- Data provided
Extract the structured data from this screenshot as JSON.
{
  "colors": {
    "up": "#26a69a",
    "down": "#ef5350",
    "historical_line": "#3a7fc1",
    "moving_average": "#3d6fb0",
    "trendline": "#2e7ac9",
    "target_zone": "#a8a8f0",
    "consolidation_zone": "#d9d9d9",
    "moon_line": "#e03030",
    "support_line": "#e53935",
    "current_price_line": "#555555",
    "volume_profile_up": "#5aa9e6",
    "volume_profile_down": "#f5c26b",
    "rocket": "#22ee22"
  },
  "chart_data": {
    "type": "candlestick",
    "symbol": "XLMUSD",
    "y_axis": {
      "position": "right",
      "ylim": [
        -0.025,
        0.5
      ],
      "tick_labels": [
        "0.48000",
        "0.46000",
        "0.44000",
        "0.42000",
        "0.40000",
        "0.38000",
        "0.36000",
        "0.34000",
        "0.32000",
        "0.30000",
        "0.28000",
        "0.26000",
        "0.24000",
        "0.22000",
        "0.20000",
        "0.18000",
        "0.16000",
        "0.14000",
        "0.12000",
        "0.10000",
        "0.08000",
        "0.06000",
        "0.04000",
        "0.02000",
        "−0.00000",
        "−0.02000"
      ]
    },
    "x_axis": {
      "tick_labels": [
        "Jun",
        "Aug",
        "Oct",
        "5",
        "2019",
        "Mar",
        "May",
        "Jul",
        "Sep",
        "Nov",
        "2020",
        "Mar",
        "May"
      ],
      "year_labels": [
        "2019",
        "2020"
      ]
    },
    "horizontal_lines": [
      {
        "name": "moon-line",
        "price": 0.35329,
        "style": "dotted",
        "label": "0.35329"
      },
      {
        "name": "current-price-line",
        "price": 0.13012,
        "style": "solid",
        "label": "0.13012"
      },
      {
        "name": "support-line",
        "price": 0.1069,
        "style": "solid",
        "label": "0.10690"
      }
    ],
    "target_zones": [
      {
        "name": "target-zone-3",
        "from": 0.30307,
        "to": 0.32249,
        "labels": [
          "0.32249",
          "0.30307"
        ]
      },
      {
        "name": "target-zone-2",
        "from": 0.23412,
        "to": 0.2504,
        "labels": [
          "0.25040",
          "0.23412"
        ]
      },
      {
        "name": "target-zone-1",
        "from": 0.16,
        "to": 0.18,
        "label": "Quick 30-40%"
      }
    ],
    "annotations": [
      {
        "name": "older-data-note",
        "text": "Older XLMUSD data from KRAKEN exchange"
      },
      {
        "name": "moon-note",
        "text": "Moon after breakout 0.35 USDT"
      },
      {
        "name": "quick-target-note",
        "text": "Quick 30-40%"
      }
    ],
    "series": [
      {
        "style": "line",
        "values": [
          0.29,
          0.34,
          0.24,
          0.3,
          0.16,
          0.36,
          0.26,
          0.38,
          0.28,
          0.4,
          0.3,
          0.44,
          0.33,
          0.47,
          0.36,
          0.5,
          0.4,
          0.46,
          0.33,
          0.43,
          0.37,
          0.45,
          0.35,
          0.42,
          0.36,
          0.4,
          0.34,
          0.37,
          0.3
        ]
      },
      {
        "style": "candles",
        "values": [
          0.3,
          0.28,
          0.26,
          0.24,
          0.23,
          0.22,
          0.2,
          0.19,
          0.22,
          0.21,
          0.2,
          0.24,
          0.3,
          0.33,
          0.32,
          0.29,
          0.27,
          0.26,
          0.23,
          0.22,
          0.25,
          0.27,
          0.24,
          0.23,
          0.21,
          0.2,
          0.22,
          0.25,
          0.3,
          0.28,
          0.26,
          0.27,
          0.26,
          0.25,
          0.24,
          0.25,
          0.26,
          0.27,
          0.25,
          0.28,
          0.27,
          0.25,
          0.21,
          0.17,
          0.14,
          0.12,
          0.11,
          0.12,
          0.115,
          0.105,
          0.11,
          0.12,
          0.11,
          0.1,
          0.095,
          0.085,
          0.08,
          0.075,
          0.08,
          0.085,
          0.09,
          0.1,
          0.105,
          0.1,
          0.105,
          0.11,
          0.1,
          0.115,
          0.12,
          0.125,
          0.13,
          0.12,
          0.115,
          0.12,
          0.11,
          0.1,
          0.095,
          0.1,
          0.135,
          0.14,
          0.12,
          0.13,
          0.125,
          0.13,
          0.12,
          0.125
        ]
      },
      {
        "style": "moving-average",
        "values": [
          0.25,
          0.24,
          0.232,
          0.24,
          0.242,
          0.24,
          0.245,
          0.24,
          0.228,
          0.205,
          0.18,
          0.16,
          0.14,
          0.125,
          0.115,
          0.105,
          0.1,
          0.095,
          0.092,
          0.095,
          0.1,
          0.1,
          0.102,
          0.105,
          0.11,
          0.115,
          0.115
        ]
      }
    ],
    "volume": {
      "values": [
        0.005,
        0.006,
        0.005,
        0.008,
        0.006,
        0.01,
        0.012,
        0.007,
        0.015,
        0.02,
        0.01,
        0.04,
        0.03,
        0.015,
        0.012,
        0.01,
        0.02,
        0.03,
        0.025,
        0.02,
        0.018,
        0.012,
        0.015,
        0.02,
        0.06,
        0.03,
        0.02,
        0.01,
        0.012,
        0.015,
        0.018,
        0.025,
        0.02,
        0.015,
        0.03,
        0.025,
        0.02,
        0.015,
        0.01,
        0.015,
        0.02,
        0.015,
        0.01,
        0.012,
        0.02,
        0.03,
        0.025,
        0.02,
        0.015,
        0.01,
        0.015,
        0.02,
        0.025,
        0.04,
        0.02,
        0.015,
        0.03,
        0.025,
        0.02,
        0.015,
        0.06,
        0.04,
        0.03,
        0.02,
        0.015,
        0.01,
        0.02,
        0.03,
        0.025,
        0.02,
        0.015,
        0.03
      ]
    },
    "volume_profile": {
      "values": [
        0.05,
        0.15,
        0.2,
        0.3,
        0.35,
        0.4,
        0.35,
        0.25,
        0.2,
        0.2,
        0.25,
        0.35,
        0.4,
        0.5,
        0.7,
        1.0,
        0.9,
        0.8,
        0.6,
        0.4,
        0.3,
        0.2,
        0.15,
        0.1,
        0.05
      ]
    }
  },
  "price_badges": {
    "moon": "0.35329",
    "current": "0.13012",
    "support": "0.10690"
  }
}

- Written request
Your answer should be a single number: the count of lines in the data that include the word "note".

- Exercise result
3